>> BEGIN
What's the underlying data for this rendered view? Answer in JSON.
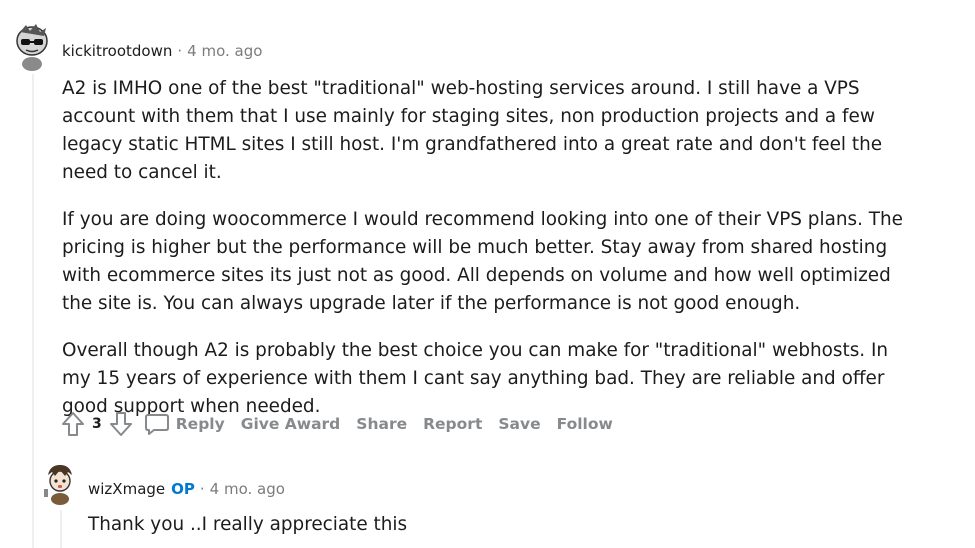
{
  "comment": {
    "author": "kickitrootdown",
    "separator": "·",
    "time": "4 mo. ago",
    "paragraphs": [
      "A2 is IMHO one of the best \"traditional\" web-hosting services around. I still have a VPS account with them that I use mainly for staging sites, non production projects and a few legacy static HTML sites I still host. I'm grandfathered into a great rate and don't feel the need to cancel it.",
      "If you are doing woocommerce I would recommend looking into one of their VPS plans. The pricing is higher but the performance will be much better. Stay away from shared hosting with ecommerce sites its just not as good. All depends on volume and how well optimized the site is. You can always upgrade later if the performance is not good enough.",
      "Overall though A2 is probably the best choice you can make for \"traditional\" webhosts. In my 15 years of experience with them I cant say anything bad. They are reliable and offer good support when needed."
    ],
    "score": "3",
    "actions": {
      "reply": "Reply",
      "give_award": "Give Award",
      "share": "Share",
      "report": "Report",
      "save": "Save",
      "follow": "Follow"
    }
  },
  "reply": {
    "author": "wizXmage",
    "badge": "OP",
    "separator": "·",
    "time": "4 mo. ago",
    "text": "Thank you ..I really appreciate this"
  },
  "colors": {
    "text": "#1c1c1c",
    "meta": "#7c7c7c",
    "action": "#878a8c",
    "op_badge": "#0079d3",
    "thread_line": "#edeff1"
  },
  "icons": [
    "avatar-kickitrootdown",
    "upvote-icon",
    "downvote-icon",
    "comment-bubble-icon",
    "avatar-wizxmage"
  ]
}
>> END
Make an exact copy of the data, leaving its pictures out.

What's the underlying data for this rendered view? Answer in JSON.
{
  "comment": {
    "author": "kickitrootdown",
    "separator": "·",
    "time": "4 mo. ago",
    "paragraphs": [
      "A2 is IMHO one of the best \"traditional\" web-hosting services around. I still have a VPS account with them that I use mainly for staging sites, non production projects and a few legacy static HTML sites I still host. I'm grandfathered into a great rate and don't feel the need to cancel it.",
      "If you are doing woocommerce I would recommend looking into one of their VPS plans. The pricing is higher but the performance will be much better. Stay away from shared hosting with ecommerce sites its just not as good. All depends on volume and how well optimized the site is. You can always upgrade later if the performance is not good enough.",
      "Overall though A2 is probably the best choice you can make for \"traditional\" webhosts. In my 15 years of experience with them I cant say anything bad. They are reliable and offer good support when needed."
    ],
    "score": "3",
    "actions": {
      "reply": "Reply",
      "give_award": "Give Award",
      "share": "Share",
      "report": "Report",
      "save": "Save",
      "follow": "Follow"
    }
  },
  "reply": {
    "author": "wizXmage",
    "badge": "OP",
    "separator": "·",
    "time": "4 mo. ago",
    "text": "Thank you ..I really appreciate this"
  },
  "colors": {
    "text": "#1c1c1c",
    "meta": "#7c7c7c",
    "action": "#878a8c",
    "op_badge": "#0079d3",
    "thread_line": "#edeff1"
  },
  "icons": [
    "avatar-kickitrootdown",
    "upvote-icon",
    "downvote-icon",
    "comment-bubble-icon",
    "avatar-wizxmage"
  ]
}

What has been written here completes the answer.